EXERCISE AIM
From the entries that follow, extract each line holding the string "Africa".

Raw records
┄┄┄┄┄┄┄┄┄┄┄┄┄┄┄┄┄┄┄┄
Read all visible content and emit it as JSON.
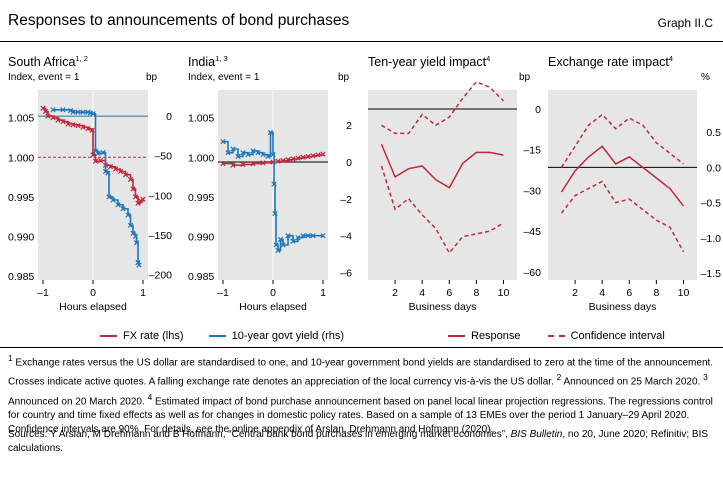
{
  "header": {
    "title": "Responses to announcements of bond purchases",
    "graph_label": "Graph II.C"
  },
  "panels": {
    "sa": {
      "title": "South Africa",
      "sup": "1, 2",
      "left_unit": "Index, event = 1",
      "right_unit": "bp"
    },
    "india": {
      "title": "India",
      "sup": "1, 3",
      "left_unit": "Index, event = 1",
      "right_unit": "bp"
    },
    "yield": {
      "title": "Ten-year yield impact",
      "sup": "4",
      "right_unit": "bp"
    },
    "fx": {
      "title": "Exchange rate impact",
      "sup": "4",
      "right_unit": "%"
    }
  },
  "legend_left": {
    "fx": "FX rate (lhs)",
    "yield": "10-year govt yield (rhs)"
  },
  "legend_right": {
    "response": "Response",
    "ci": "Confidence interval"
  },
  "colors": {
    "red": "#c0283c",
    "blue": "#1f77b9",
    "panel_bg": "#e6e6e6"
  },
  "notes": {
    "n1": "Exchange rates versus the US dollar are standardised to one, and 10-year government bond yields are standardised to zero at the time of the announcement. Crosses indicate active quotes. A falling exchange rate denotes an appreciation of the local currency vis-à-vis the US dollar.",
    "n2": "Announced on 25 March 2020.",
    "n3": "Announced on 20 March 2020.",
    "n4": "Estimated impact of bond purchase announcement based on panel local linear projection regressions. The regressions control for country and time fixed effects as well as for changes in domestic policy rates. Based on a sample of 13 EMEs over the period 1 January–29 April 2020. Confidence intervals are 90%. For details, see the online appendix of Arslan, Drehmann and Hofmann (2020).",
    "m1": "1",
    "m2": "2",
    "m3": "3",
    "m4": "4"
  },
  "sources": {
    "prefix": "Sources: Y Arslan, M Drehmann and B Hofmann, “Central bank bond purchases in emerging market economies”,",
    "pub": "BIS Bulletin",
    "suffix": ", no 20, June 2020; Refinitiv; BIS calculations."
  },
  "chart_data": [
    {
      "type": "line",
      "name": "South Africa",
      "xlabel": "Hours elapsed",
      "xlim": [
        -1.1,
        1.1
      ],
      "xticks": [
        -1,
        0,
        1
      ],
      "y_left": {
        "label": "Index, event = 1",
        "lim": [
          0.9845,
          1.0085
        ],
        "ticks": [
          0.985,
          0.99,
          0.995,
          1.0,
          1.005
        ],
        "tick_labels": [
          "0.985",
          "0.990",
          "0.995",
          "1.000",
          "1.005"
        ]
      },
      "y_right": {
        "label": "bp",
        "lim": [
          -207,
          33
        ],
        "ticks": [
          -200,
          -150,
          -100,
          -50,
          0
        ],
        "tick_labels": [
          "–200",
          "–150",
          "–100",
          "–50",
          "0"
        ]
      },
      "series": [
        {
          "name": "FX rate (lhs)",
          "axis": "left",
          "color": "#c0283c",
          "x": [
            -1.0,
            -0.95,
            -0.9,
            -0.8,
            -0.7,
            -0.6,
            -0.5,
            -0.4,
            -0.3,
            -0.2,
            -0.1,
            -0.02,
            0.0,
            0.05,
            0.15,
            0.25,
            0.35,
            0.45,
            0.55,
            0.65,
            0.75,
            0.8,
            0.85,
            0.9,
            0.95,
            1.0
          ],
          "y": [
            1.0062,
            1.0058,
            1.0052,
            1.005,
            1.0047,
            1.0045,
            1.0042,
            1.0041,
            1.004,
            1.0038,
            1.0036,
            1.0034,
            1.0003,
            0.9995,
            0.9996,
            0.999,
            0.9988,
            0.9985,
            0.9982,
            0.9978,
            0.9972,
            0.996,
            0.995,
            0.9942,
            0.9945,
            0.9947
          ]
        },
        {
          "name": "10-year govt yield (rhs)",
          "axis": "right",
          "color": "#1f77b9",
          "x": [
            -0.8,
            -0.6,
            -0.45,
            -0.4,
            -0.3,
            -0.2,
            -0.1,
            -0.05,
            0.0,
            0.05,
            0.1,
            0.2,
            0.25,
            0.3,
            0.32,
            0.4,
            0.5,
            0.6,
            0.7,
            0.75,
            0.8,
            0.85,
            0.87,
            0.9,
            0.92
          ],
          "y": [
            8,
            8,
            7,
            5,
            5,
            5,
            5,
            4,
            3,
            -44,
            -47,
            -46,
            -70,
            -72,
            -102,
            -106,
            -112,
            -117,
            -125,
            -138,
            -148,
            -152,
            -160,
            -185,
            -188
          ]
        }
      ],
      "reference_lines": [
        {
          "axis": "left",
          "y": 1.0,
          "color": "#c0283c",
          "style": "dashed"
        },
        {
          "axis": "right",
          "y": 0,
          "color": "#1f77b9",
          "style": "solid"
        }
      ]
    },
    {
      "type": "line",
      "name": "India",
      "xlabel": "Hours elapsed",
      "xlim": [
        -1.1,
        1.1
      ],
      "xticks": [
        -1,
        0,
        1
      ],
      "y_left": {
        "label": "Index, event = 1",
        "lim": [
          0.9845,
          1.0085
        ],
        "ticks": [
          0.985,
          0.99,
          0.995,
          1.0,
          1.005
        ],
        "tick_labels": [
          "0.985",
          "0.990",
          "0.995",
          "1.000",
          "1.005"
        ]
      },
      "y_right": {
        "label": "bp",
        "lim": [
          -6.4,
          3.9
        ],
        "ticks": [
          -6,
          -4,
          -2,
          0,
          2
        ],
        "tick_labels": [
          "–6",
          "–4",
          "–2",
          "0",
          "2"
        ]
      },
      "series": [
        {
          "name": "FX rate (lhs)",
          "axis": "left",
          "color": "#c0283c",
          "x": [
            -1.0,
            -0.8,
            -0.6,
            -0.4,
            -0.2,
            0.0,
            0.1,
            0.2,
            0.3,
            0.4,
            0.5,
            0.6,
            0.7,
            0.8,
            0.9,
            1.0
          ],
          "y": [
            0.9992,
            0.999,
            0.9991,
            0.9992,
            0.9993,
            0.9994,
            0.9995,
            0.9996,
            0.9997,
            0.9998,
            0.9999,
            1.0,
            1.0001,
            1.0002,
            1.0003,
            1.0004
          ]
        },
        {
          "name": "10-year govt yield (rhs)",
          "axis": "right",
          "color": "#1f77b9",
          "x": [
            -1.0,
            -0.9,
            -0.8,
            -0.7,
            -0.6,
            -0.5,
            -0.4,
            -0.3,
            -0.2,
            -0.1,
            -0.05,
            0.0,
            0.02,
            0.04,
            0.06,
            0.1,
            0.15,
            0.2,
            0.3,
            0.4,
            0.5,
            0.6,
            0.7,
            0.8,
            1.0
          ],
          "y": [
            1.1,
            0.5,
            0.7,
            0.3,
            0.5,
            0.4,
            0.6,
            0.5,
            0.4,
            0.3,
            1.6,
            0.4,
            -1.2,
            -2.8,
            -4.5,
            -4.8,
            -4.2,
            -4.5,
            -4.0,
            -4.3,
            -4.1,
            -4.0,
            -4.0,
            -4.0,
            -4.0
          ]
        }
      ],
      "reference_lines": [
        {
          "axis": "right",
          "y": 0,
          "color": "#000000",
          "style": "solid"
        }
      ]
    },
    {
      "type": "line",
      "name": "Ten-year yield impact",
      "xlabel": "Business days",
      "xlim": [
        0,
        11
      ],
      "xticks": [
        2,
        4,
        6,
        8,
        10
      ],
      "y_right": {
        "label": "bp",
        "lim": [
          -63,
          7
        ],
        "ticks": [
          -60,
          -45,
          -30,
          -15,
          0
        ],
        "tick_labels": [
          "–60",
          "–45",
          "–30",
          "–15",
          "0"
        ]
      },
      "series": [
        {
          "name": "Response",
          "color": "#c0283c",
          "style": "solid",
          "x": [
            1,
            2,
            3,
            4,
            5,
            6,
            7,
            8,
            9,
            10
          ],
          "y": [
            -13,
            -25,
            -22,
            -21,
            -26,
            -29,
            -20,
            -16,
            -16,
            -17
          ]
        },
        {
          "name": "Confidence interval",
          "color": "#c0283c",
          "style": "dashed",
          "x": [
            1,
            2,
            3,
            4,
            5,
            6,
            7,
            8,
            9,
            10
          ],
          "y": [
            -6,
            -9,
            -9,
            -2,
            -6,
            -3,
            4,
            10,
            8,
            3
          ]
        },
        {
          "name": "Confidence interval",
          "color": "#c0283c",
          "style": "dashed",
          "x": [
            1,
            2,
            3,
            4,
            5,
            6,
            7,
            8,
            9,
            10
          ],
          "y": [
            -21,
            -37,
            -33,
            -39,
            -44,
            -53,
            -47,
            -46,
            -45,
            -42
          ]
        }
      ],
      "reference_lines": [
        {
          "y": 0,
          "color": "#000000",
          "style": "solid"
        }
      ]
    },
    {
      "type": "line",
      "name": "Exchange rate impact",
      "xlabel": "Business days",
      "xlim": [
        0,
        11
      ],
      "xticks": [
        2,
        4,
        6,
        8,
        10
      ],
      "y_right": {
        "label": "%",
        "lim": [
          -1.6,
          1.1
        ],
        "ticks": [
          -1.5,
          -1.0,
          -0.5,
          0.0,
          0.5
        ],
        "tick_labels": [
          "–1.5",
          "–1.0",
          "–0.5",
          "0.0",
          "0.5"
        ]
      },
      "series": [
        {
          "name": "Response",
          "color": "#c0283c",
          "style": "solid",
          "x": [
            1,
            2,
            3,
            4,
            5,
            6,
            7,
            8,
            9,
            10
          ],
          "y": [
            -0.35,
            -0.05,
            0.15,
            0.3,
            0.05,
            0.15,
            0.0,
            -0.15,
            -0.3,
            -0.55
          ]
        },
        {
          "name": "Confidence interval",
          "color": "#c0283c",
          "style": "dashed",
          "x": [
            1,
            2,
            3,
            4,
            5,
            6,
            7,
            8,
            9,
            10
          ],
          "y": [
            0.0,
            0.3,
            0.6,
            0.75,
            0.55,
            0.7,
            0.6,
            0.35,
            0.2,
            0.05
          ]
        },
        {
          "name": "Confidence interval",
          "color": "#c0283c",
          "style": "dashed",
          "x": [
            1,
            2,
            3,
            4,
            5,
            6,
            7,
            8,
            9,
            10
          ],
          "y": [
            -0.65,
            -0.4,
            -0.3,
            -0.2,
            -0.5,
            -0.45,
            -0.6,
            -0.75,
            -0.85,
            -1.2
          ]
        }
      ],
      "reference_lines": [
        {
          "y": 0,
          "color": "#000000",
          "style": "solid"
        }
      ]
    }
  ]
}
┄┄┄┄┄┄┄┄┄┄┄┄┄┄┄┄┄┄┄┄
OUTPUT FOR THIS TASK
      "title": "South Africa",
      "name": "South Africa",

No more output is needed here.